DIRECTION: Update the listing below by replacing every "Period 3" with "Phase 3" and leaving every other line and character unchanged.
## begin
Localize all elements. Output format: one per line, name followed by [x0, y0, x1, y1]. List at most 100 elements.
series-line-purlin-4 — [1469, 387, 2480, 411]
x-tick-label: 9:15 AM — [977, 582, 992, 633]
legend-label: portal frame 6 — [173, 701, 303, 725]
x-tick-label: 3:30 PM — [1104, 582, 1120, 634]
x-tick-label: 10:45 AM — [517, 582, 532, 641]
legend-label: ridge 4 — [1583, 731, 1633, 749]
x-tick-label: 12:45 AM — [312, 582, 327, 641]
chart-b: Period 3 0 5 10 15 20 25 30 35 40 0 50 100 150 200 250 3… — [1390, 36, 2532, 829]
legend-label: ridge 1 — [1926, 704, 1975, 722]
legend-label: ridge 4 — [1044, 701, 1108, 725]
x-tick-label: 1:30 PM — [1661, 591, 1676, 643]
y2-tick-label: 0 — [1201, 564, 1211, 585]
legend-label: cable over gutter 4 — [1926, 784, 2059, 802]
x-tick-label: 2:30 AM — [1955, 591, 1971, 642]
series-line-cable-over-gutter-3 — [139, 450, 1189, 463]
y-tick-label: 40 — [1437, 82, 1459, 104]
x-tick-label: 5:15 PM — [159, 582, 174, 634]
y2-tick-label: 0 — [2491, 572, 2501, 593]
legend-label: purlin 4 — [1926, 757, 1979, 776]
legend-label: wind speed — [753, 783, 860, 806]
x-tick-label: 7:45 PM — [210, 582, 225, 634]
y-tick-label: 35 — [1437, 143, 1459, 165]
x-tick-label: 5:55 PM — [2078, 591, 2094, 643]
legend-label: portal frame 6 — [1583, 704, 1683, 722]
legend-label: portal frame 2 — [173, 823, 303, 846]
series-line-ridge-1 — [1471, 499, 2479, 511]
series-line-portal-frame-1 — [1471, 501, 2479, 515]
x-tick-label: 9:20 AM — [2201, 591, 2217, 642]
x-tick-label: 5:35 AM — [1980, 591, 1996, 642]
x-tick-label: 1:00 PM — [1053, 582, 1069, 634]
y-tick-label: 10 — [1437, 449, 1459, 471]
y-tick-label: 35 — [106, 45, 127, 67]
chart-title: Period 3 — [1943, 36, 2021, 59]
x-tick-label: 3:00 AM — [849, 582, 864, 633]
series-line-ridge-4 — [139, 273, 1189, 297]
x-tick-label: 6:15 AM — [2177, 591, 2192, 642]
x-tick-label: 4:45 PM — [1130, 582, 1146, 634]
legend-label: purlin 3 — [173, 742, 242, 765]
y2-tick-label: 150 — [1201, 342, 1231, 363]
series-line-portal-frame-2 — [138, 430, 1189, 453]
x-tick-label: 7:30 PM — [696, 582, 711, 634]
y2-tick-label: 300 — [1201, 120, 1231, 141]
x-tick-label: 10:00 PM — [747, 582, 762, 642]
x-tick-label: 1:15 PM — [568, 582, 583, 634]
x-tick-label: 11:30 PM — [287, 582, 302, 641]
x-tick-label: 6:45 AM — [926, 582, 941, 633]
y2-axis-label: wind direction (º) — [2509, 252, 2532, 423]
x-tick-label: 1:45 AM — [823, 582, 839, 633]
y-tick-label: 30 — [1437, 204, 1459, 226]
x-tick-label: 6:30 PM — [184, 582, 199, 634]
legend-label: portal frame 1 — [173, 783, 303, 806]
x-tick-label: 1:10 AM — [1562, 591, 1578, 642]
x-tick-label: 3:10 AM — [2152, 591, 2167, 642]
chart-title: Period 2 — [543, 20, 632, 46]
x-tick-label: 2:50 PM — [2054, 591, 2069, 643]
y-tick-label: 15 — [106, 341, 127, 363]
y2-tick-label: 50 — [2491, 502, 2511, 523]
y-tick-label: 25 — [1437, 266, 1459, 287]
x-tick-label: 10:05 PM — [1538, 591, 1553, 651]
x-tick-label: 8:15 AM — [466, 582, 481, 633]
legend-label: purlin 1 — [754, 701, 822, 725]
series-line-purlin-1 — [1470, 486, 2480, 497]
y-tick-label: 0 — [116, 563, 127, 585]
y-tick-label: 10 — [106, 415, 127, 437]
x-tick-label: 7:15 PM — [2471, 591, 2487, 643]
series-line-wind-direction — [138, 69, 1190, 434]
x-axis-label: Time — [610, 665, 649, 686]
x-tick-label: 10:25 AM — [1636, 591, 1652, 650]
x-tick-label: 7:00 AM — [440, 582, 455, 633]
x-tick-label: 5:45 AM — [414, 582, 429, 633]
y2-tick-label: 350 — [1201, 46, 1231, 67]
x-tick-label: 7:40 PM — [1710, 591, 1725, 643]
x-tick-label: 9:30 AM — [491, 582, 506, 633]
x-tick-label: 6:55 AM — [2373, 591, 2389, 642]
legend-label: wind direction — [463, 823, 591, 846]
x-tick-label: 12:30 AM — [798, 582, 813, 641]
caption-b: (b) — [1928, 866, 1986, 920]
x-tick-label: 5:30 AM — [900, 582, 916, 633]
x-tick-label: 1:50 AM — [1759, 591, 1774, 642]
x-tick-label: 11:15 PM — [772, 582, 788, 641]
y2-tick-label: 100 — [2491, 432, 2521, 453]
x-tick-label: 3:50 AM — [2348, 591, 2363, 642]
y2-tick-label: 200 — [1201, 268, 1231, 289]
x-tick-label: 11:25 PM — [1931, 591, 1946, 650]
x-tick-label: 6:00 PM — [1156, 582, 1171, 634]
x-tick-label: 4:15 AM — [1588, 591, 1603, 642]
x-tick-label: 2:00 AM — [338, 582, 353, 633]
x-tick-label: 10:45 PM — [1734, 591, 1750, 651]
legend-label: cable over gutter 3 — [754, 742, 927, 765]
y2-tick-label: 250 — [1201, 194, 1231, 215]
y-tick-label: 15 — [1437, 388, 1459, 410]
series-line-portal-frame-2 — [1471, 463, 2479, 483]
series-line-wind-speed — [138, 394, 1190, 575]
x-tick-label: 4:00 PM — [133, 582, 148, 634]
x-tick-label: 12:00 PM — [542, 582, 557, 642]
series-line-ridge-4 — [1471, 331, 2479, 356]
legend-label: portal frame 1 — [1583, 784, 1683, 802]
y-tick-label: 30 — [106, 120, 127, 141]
## end
TASK RESPONSE:
Localize all elements. Output format: one per line, name followed by [x0, y0, x1, y1]. List at most 100 elements.
series-line-purlin-4 — [1469, 387, 2480, 411]
x-tick-label: 9:15 AM — [977, 582, 992, 633]
legend-label: portal frame 6 — [173, 701, 303, 725]
x-tick-label: 3:30 PM — [1104, 582, 1120, 634]
x-tick-label: 10:45 AM — [517, 582, 532, 641]
legend-label: ridge 4 — [1583, 731, 1633, 749]
x-tick-label: 12:45 AM — [312, 582, 327, 641]
chart-b: Phase 3 0 5 10 15 20 25 30 35 40 0 50 100 150 200 250 3… — [1390, 36, 2532, 829]
legend-label: ridge 1 — [1926, 704, 1975, 722]
legend-label: ridge 4 — [1044, 701, 1108, 725]
x-tick-label: 1:30 PM — [1661, 591, 1676, 643]
y2-tick-label: 0 — [1201, 564, 1211, 585]
legend-label: cable over gutter 4 — [1926, 784, 2059, 802]
x-tick-label: 2:30 AM — [1955, 591, 1971, 642]
series-line-cable-over-gutter-3 — [139, 450, 1189, 463]
y-tick-label: 40 — [1437, 82, 1459, 104]
x-tick-label: 5:15 PM — [159, 582, 174, 634]
y2-tick-label: 0 — [2491, 572, 2501, 593]
legend-label: purlin 4 — [1926, 757, 1979, 776]
legend-label: wind speed — [753, 783, 860, 806]
x-tick-label: 7:45 PM — [210, 582, 225, 634]
y-tick-label: 35 — [1437, 143, 1459, 165]
x-tick-label: 5:55 PM — [2078, 591, 2094, 643]
legend-label: portal frame 6 — [1583, 704, 1683, 722]
legend-label: portal frame 2 — [173, 823, 303, 846]
series-line-ridge-1 — [1471, 499, 2479, 511]
series-line-portal-frame-1 — [1471, 501, 2479, 515]
x-tick-label: 9:20 AM — [2201, 591, 2217, 642]
x-tick-label: 5:35 AM — [1980, 591, 1996, 642]
x-tick-label: 1:00 PM — [1053, 582, 1069, 634]
y-tick-label: 10 — [1437, 449, 1459, 471]
y-tick-label: 35 — [106, 45, 127, 67]
chart-title: Phase 3 — [1943, 36, 2021, 59]
x-tick-label: 3:00 AM — [849, 582, 864, 633]
series-line-ridge-4 — [139, 273, 1189, 297]
x-tick-label: 6:15 AM — [2177, 591, 2192, 642]
x-tick-label: 4:45 PM — [1130, 582, 1146, 634]
legend-label: purlin 3 — [173, 742, 242, 765]
y2-tick-label: 150 — [1201, 342, 1231, 363]
series-line-portal-frame-2 — [138, 430, 1189, 453]
x-tick-label: 7:30 PM — [696, 582, 711, 634]
y2-tick-label: 300 — [1201, 120, 1231, 141]
x-tick-label: 10:00 PM — [747, 582, 762, 642]
x-tick-label: 1:15 PM — [568, 582, 583, 634]
x-tick-label: 11:30 PM — [287, 582, 302, 641]
x-tick-label: 6:45 AM — [926, 582, 941, 633]
y2-axis-label: wind direction (º) — [2509, 252, 2532, 423]
x-tick-label: 1:45 AM — [823, 582, 839, 633]
y-tick-label: 30 — [1437, 204, 1459, 226]
x-tick-label: 6:30 PM — [184, 582, 199, 634]
legend-label: portal frame 1 — [173, 783, 303, 806]
x-tick-label: 1:10 AM — [1562, 591, 1578, 642]
x-tick-label: 3:10 AM — [2152, 591, 2167, 642]
chart-title: Period 2 — [543, 20, 632, 46]
x-tick-label: 2:50 PM — [2054, 591, 2069, 643]
y-tick-label: 15 — [106, 341, 127, 363]
y2-tick-label: 50 — [2491, 502, 2511, 523]
y-tick-label: 25 — [1437, 266, 1459, 287]
x-tick-label: 10:05 PM — [1538, 591, 1553, 651]
x-tick-label: 8:15 AM — [466, 582, 481, 633]
legend-label: purlin 1 — [754, 701, 822, 725]
series-line-purlin-1 — [1470, 486, 2480, 497]
y-tick-label: 0 — [116, 563, 127, 585]
y-tick-label: 10 — [106, 415, 127, 437]
x-tick-label: 7:15 PM — [2471, 591, 2487, 643]
series-line-wind-direction — [138, 69, 1190, 434]
x-axis-label: Time — [610, 665, 649, 686]
x-tick-label: 10:25 AM — [1636, 591, 1652, 650]
x-tick-label: 7:00 AM — [440, 582, 455, 633]
x-tick-label: 5:45 AM — [414, 582, 429, 633]
y2-tick-label: 350 — [1201, 46, 1231, 67]
x-tick-label: 7:40 PM — [1710, 591, 1725, 643]
x-tick-label: 9:30 AM — [491, 582, 506, 633]
x-tick-label: 6:55 AM — [2373, 591, 2389, 642]
legend-label: wind direction — [463, 823, 591, 846]
x-tick-label: 12:30 AM — [798, 582, 813, 641]
caption-b: (b) — [1928, 866, 1986, 920]
x-tick-label: 5:30 AM — [900, 582, 916, 633]
x-tick-label: 1:50 AM — [1759, 591, 1774, 642]
x-tick-label: 11:15 PM — [772, 582, 788, 641]
y2-tick-label: 100 — [2491, 432, 2521, 453]
x-tick-label: 3:50 AM — [2348, 591, 2363, 642]
y2-tick-label: 200 — [1201, 268, 1231, 289]
x-tick-label: 11:25 PM — [1931, 591, 1946, 650]
x-tick-label: 6:00 PM — [1156, 582, 1171, 634]
x-tick-label: 4:15 AM — [1588, 591, 1603, 642]
x-tick-label: 2:00 AM — [338, 582, 353, 633]
x-tick-label: 10:45 PM — [1734, 591, 1750, 651]
legend-label: cable over gutter 3 — [754, 742, 927, 765]
y2-tick-label: 250 — [1201, 194, 1231, 215]
y-tick-label: 15 — [1437, 388, 1459, 410]
series-line-portal-frame-2 — [1471, 463, 2479, 483]
series-line-wind-speed — [138, 394, 1190, 575]
x-tick-label: 4:00 PM — [133, 582, 148, 634]
x-tick-label: 12:00 PM — [542, 582, 557, 642]
series-line-ridge-4 — [1471, 331, 2479, 356]
legend-label: portal frame 1 — [1583, 784, 1683, 802]
y-tick-label: 30 — [106, 120, 127, 141]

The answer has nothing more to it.